▶ Your goal
Look for the string "bijlagen" in every line, and copy each line that has it.

▶ Supplied records
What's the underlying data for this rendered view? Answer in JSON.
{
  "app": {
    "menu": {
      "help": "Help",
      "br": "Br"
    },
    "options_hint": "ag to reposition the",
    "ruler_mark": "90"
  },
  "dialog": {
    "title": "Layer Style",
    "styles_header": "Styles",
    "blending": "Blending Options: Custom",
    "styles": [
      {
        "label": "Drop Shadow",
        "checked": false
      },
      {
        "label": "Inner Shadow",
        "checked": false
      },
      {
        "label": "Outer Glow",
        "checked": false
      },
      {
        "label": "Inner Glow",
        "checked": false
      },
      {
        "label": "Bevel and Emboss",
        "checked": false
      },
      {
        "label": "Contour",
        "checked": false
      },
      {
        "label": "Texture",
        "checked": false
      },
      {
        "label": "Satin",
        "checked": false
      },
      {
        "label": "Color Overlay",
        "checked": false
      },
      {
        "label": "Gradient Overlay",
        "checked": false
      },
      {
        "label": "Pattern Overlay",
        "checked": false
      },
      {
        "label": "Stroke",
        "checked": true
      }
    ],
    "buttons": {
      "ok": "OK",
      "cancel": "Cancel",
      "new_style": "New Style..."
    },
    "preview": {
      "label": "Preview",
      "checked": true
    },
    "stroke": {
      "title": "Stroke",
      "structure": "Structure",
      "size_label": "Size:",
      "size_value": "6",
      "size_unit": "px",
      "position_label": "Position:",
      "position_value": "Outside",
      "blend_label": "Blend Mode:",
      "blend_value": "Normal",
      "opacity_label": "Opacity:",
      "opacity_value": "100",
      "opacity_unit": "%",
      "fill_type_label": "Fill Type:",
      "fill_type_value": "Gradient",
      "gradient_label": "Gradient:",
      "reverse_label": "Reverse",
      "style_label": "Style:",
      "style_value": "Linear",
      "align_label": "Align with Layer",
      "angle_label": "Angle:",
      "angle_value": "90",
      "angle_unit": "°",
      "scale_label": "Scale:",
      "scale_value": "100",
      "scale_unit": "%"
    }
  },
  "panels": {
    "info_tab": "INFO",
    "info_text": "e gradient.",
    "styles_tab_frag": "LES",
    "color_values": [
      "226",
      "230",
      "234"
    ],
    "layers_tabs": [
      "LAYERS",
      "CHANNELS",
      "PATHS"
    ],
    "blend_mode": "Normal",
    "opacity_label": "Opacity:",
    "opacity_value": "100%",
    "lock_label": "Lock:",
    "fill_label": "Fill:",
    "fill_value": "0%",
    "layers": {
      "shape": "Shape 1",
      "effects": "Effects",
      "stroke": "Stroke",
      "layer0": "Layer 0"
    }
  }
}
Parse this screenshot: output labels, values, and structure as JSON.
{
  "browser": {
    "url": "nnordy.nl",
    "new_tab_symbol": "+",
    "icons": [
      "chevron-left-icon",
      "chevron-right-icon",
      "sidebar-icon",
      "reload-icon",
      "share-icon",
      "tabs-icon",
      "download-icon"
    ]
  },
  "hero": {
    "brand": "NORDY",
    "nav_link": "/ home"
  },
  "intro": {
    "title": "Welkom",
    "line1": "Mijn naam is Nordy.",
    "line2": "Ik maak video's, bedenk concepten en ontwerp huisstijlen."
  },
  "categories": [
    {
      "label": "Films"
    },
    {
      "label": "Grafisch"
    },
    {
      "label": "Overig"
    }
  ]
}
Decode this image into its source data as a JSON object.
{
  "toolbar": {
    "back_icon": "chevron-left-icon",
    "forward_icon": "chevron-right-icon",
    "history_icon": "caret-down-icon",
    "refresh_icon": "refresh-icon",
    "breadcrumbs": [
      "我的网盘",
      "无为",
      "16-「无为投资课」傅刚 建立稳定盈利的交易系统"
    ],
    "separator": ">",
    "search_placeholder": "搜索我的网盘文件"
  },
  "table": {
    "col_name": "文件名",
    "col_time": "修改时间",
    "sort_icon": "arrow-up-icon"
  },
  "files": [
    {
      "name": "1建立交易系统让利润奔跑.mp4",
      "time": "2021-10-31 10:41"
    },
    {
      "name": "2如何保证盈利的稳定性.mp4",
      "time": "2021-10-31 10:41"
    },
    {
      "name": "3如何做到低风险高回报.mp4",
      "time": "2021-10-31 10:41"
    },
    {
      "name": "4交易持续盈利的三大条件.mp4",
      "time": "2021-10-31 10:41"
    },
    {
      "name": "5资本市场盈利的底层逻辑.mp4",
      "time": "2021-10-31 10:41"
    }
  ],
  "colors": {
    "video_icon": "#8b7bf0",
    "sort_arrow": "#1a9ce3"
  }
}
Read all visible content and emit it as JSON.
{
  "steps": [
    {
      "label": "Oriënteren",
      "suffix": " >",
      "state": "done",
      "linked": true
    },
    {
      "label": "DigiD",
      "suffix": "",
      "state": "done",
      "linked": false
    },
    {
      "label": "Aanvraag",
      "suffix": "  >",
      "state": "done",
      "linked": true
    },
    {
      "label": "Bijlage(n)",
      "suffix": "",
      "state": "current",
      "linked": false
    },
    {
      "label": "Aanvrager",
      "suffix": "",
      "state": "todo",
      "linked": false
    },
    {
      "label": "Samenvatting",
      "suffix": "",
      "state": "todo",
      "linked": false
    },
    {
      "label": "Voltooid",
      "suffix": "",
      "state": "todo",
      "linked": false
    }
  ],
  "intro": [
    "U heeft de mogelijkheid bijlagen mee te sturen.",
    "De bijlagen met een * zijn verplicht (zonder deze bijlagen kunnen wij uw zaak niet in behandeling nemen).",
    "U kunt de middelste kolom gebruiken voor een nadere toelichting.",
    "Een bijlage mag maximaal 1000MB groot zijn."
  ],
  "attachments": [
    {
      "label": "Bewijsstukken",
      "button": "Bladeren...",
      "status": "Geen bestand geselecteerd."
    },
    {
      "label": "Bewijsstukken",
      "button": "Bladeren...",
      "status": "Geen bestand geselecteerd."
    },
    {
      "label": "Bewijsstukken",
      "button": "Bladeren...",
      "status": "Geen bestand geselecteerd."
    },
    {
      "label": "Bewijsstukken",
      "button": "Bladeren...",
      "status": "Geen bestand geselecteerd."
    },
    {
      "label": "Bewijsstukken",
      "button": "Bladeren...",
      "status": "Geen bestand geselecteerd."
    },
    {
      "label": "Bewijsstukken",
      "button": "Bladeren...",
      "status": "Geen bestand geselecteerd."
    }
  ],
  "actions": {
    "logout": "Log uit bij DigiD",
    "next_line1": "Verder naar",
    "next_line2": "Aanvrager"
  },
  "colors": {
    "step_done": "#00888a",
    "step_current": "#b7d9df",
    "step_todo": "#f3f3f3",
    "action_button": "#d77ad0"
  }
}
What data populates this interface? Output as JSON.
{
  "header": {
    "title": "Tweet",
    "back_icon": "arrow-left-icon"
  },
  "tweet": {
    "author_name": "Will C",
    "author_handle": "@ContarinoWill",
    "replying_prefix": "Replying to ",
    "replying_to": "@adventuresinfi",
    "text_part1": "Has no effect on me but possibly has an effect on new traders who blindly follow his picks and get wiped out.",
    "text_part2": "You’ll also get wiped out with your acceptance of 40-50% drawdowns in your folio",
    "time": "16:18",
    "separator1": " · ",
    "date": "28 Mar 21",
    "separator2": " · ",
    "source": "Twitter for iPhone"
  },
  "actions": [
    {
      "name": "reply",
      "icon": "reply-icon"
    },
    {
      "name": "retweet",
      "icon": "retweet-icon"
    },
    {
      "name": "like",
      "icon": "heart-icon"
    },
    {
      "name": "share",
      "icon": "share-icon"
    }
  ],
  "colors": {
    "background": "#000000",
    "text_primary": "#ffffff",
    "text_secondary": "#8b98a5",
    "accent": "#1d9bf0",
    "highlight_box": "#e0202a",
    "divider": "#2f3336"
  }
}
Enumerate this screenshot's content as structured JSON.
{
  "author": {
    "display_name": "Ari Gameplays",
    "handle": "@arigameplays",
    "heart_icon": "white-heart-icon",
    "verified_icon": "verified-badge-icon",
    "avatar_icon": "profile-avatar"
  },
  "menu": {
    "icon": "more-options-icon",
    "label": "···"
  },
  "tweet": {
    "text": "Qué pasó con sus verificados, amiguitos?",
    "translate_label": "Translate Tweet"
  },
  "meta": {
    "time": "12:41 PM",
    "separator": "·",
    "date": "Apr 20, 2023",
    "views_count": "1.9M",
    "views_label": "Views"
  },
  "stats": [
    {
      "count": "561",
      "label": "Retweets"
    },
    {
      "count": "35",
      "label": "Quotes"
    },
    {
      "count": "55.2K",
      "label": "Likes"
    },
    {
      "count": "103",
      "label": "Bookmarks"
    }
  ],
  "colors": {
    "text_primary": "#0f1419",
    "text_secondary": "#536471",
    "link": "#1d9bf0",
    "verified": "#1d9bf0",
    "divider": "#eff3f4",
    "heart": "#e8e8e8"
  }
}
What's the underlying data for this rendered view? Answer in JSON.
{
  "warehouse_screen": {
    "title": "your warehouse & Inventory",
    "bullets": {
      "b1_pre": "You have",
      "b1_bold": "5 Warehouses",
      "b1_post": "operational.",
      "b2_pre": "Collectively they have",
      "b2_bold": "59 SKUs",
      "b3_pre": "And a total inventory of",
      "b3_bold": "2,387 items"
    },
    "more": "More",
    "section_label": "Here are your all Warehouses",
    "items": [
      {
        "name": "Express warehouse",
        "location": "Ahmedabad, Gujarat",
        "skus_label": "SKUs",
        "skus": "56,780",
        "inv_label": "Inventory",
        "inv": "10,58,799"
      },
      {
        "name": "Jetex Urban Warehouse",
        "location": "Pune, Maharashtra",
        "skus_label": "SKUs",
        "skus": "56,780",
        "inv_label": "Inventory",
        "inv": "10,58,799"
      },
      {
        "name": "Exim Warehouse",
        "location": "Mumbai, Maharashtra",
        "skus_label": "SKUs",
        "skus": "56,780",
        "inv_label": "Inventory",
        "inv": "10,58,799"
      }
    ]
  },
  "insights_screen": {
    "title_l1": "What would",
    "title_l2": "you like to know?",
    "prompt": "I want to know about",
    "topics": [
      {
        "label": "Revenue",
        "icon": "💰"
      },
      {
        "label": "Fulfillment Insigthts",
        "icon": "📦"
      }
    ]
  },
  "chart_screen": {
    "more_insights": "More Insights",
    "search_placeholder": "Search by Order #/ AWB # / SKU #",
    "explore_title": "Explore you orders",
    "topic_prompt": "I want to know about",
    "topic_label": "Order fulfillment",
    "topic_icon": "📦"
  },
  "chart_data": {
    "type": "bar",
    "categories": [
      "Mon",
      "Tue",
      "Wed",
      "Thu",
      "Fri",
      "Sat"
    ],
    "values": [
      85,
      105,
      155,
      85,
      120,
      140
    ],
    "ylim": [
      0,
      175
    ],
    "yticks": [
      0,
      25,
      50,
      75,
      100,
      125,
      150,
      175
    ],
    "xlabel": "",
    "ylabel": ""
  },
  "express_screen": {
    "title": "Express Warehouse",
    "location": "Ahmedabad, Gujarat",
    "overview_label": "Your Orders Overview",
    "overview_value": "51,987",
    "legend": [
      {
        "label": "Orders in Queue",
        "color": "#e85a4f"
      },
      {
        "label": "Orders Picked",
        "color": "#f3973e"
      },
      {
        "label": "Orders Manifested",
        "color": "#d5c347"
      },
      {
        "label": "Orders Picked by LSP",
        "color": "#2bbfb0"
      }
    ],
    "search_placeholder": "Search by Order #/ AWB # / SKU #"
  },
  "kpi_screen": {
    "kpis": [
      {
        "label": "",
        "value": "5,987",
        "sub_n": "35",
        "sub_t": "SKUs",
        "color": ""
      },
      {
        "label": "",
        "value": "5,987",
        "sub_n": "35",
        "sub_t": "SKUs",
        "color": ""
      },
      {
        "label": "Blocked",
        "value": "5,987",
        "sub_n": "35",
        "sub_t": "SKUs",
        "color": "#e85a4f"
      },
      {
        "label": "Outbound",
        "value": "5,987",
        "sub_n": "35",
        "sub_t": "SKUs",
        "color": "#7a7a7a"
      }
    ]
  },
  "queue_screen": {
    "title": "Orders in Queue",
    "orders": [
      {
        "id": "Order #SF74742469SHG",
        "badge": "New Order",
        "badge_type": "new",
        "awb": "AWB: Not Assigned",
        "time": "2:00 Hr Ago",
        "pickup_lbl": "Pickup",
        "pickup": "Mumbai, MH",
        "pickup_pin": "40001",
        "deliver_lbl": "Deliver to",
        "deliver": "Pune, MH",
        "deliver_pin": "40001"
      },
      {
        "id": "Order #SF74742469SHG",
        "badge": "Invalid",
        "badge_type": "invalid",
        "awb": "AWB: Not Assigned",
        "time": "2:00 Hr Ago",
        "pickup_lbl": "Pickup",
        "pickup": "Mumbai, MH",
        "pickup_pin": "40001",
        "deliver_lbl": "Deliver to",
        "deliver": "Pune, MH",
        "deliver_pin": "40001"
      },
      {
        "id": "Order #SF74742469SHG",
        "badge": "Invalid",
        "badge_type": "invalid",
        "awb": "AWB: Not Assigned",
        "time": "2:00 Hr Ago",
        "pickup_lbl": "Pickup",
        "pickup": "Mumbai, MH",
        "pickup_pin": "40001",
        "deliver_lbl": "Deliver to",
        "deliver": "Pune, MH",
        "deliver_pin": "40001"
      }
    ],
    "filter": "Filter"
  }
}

▶ Output of the task
    "U heeft de mogelijkheid bijlagen mee te sturen.",
    "De bijlagen met een * zijn verplicht (zonder deze bijlagen kunnen wij uw zaak niet in behandeling nemen).",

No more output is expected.